## Directions for this task
Collect each line of the entries that holds the string "iuventuti".
═══ Data ═══
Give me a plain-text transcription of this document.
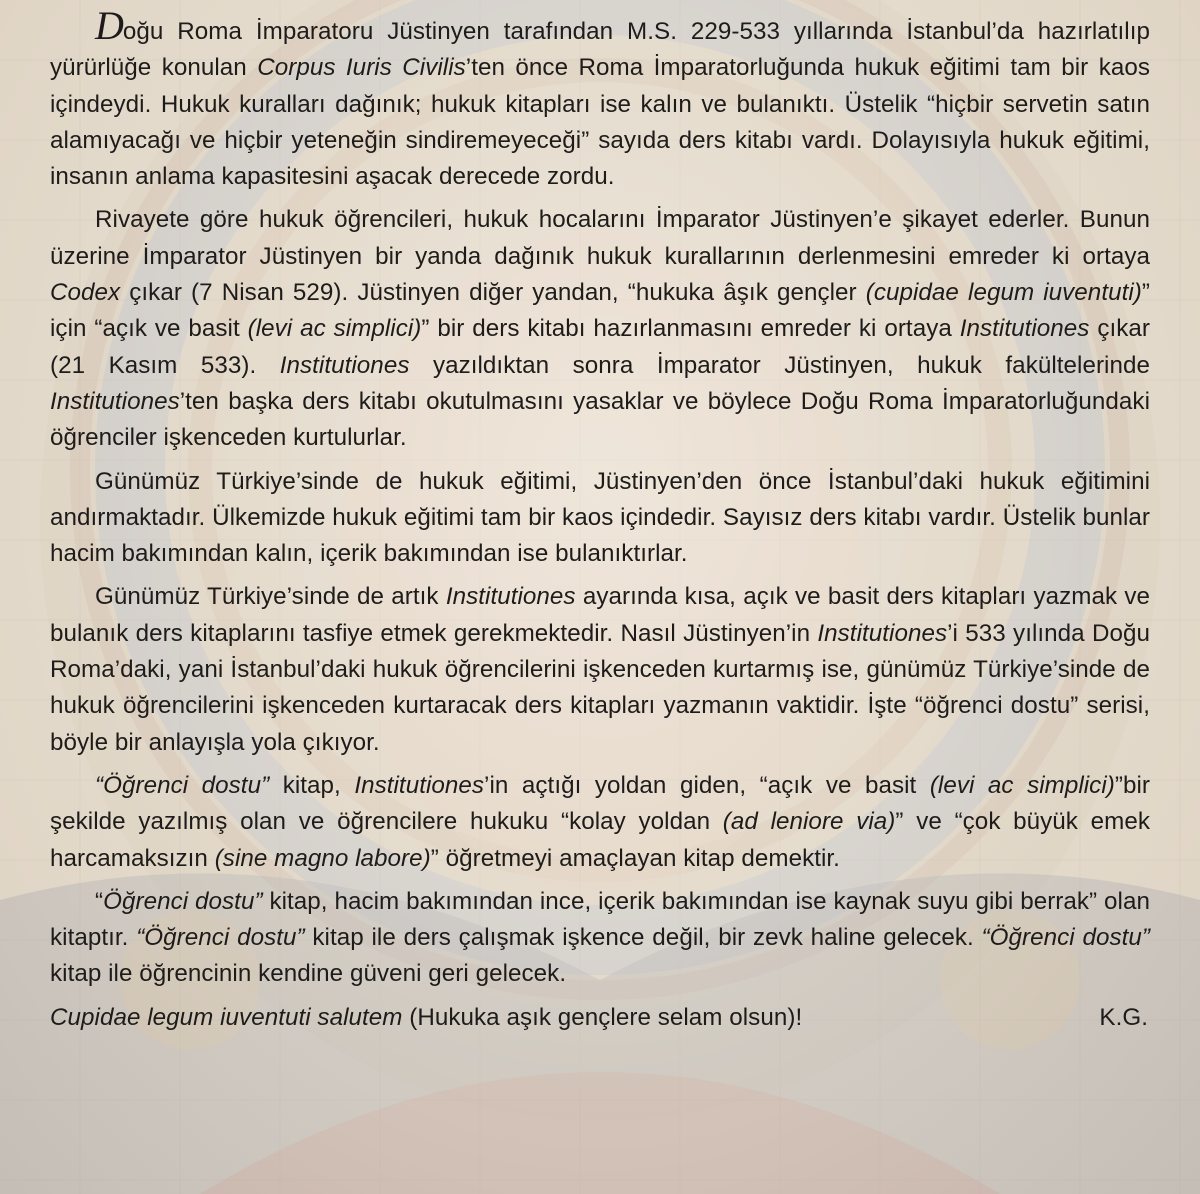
Doğu Roma İmparatoru Jüstinyen tarafından M.S. 229-533 yıllarında İstanbul’da hazırlatılıp yürürlüğe konulan Corpus Iuris Civilis’ten önce Roma İmparatorluğunda hukuk eğitimi tam bir kaos içindeydi. Hukuk kuralları dağınık; hukuk kitapları ise kalın ve bulanıktı. Üstelik “hiçbir servetin satın alamıyacağı ve hiçbir yeteneğin sindiremeyeceği” sayıda ders kitabı vardı. Dolayısıyla hukuk eğitimi, insanın anlama kapasitesini aşacak derecede zordu.

Rivayete göre hukuk öğrencileri, hukuk hocalarını İmparator Jüstinyen’e şikayet ederler. Bunun üzerine İmparator Jüstinyen bir yanda dağınık hukuk kurallarının derlenmesini emreder ki ortaya Codex çıkar (7 Nisan 529). Jüstinyen diğer yandan, “hukuka âşık gençler (cupidae legum iuventuti)” için “açık ve basit (levi ac simplici)” bir ders kitabı hazırlanmasını emreder ki ortaya Institutiones çıkar (21 Kasım 533). Institutiones yazıldıktan sonra İmparator Jüstinyen, hukuk fakültelerinde Institutiones’ten başka ders kitabı okutulmasını yasaklar ve böylece Doğu Roma İmparatorluğundaki öğrenciler işkenceden kurtulurlar.

Günümüz Türkiye’sinde de hukuk eğitimi, Jüstinyen’den önce İstanbul’daki hukuk eğitimini andırmaktadır. Ülkemizde hukuk eğitimi tam bir kaos içindedir. Sayısız ders kitabı vardır. Üstelik bunlar hacim bakımından kalın, içerik bakımından ise bulanıktırlar.

Günümüz Türkiye’sinde de artık Institutiones ayarında kısa, açık ve basit ders kitapları yazmak ve bulanık ders kitaplarını tasfiye etmek gerekmektedir. Nasıl Jüstinyen’in Institutiones’i 533 yılında Doğu Roma’daki, yani İstanbul’daki hukuk öğrencilerini işkenceden kurtarmış ise, günümüz Türkiye’sinde de hukuk öğrencilerini işkenceden kurtaracak ders kitapları yazmanın vaktidir. İşte “öğrenci dostu” serisi, böyle bir anlayışla yola çıkıyor.

“Öğrenci dostu” kitap, Institutiones’in açtığı yoldan giden, “açık ve basit (levi ac simplici)”bir şekilde yazılmış olan ve öğrencilere hukuku “kolay yoldan (ad leniore via)” ve “çok büyük emek harcamaksızın (sine magno labore)” öğretmeyi amaçlayan kitap demektir.

“Öğrenci dostu” kitap, hacim bakımından ince, içerik bakımından ise kaynak suyu gibi berrak” olan kitaptır. “Öğrenci dostu” kitap ile ders çalışmak işkence değil, bir zevk haline gelecek. “Öğrenci dostu” kitap ile öğrencinin kendine güveni geri gelecek.

Cupidae legum iuventuti salutem (Hukuka aşık gençlere selam olsun)!	K.G.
═══
## Exercise solution
Rivayete göre hukuk öğrencileri, hukuk hocalarını İmparator Jüstinyen’e şikayet ederler. Bunun üzerine İmparator Jüstinyen bir yanda dağınık hukuk kurallarının derlenmesini emreder ki ortaya Codex çıkar (7 Nisan 529). Jüstinyen diğer yandan, “hukuka âşık gençler (cupidae legum iuventuti)” için “açık ve basit (levi ac simplici)” bir ders kitabı hazırlanmasını emreder ki ortaya Institutiones çıkar (21 Kasım 533). Institutiones yazıldıktan sonra İmparator Jüstinyen, hukuk fakültelerinde Institutiones’ten başka ders kitabı okutulmasını yasaklar ve böylece Doğu Roma İmparatorluğundaki öğrenciler işkenceden kurtulurlar.
Cupidae legum iuventuti salutem (Hukuka aşık gençlere selam olsun)!	K.G.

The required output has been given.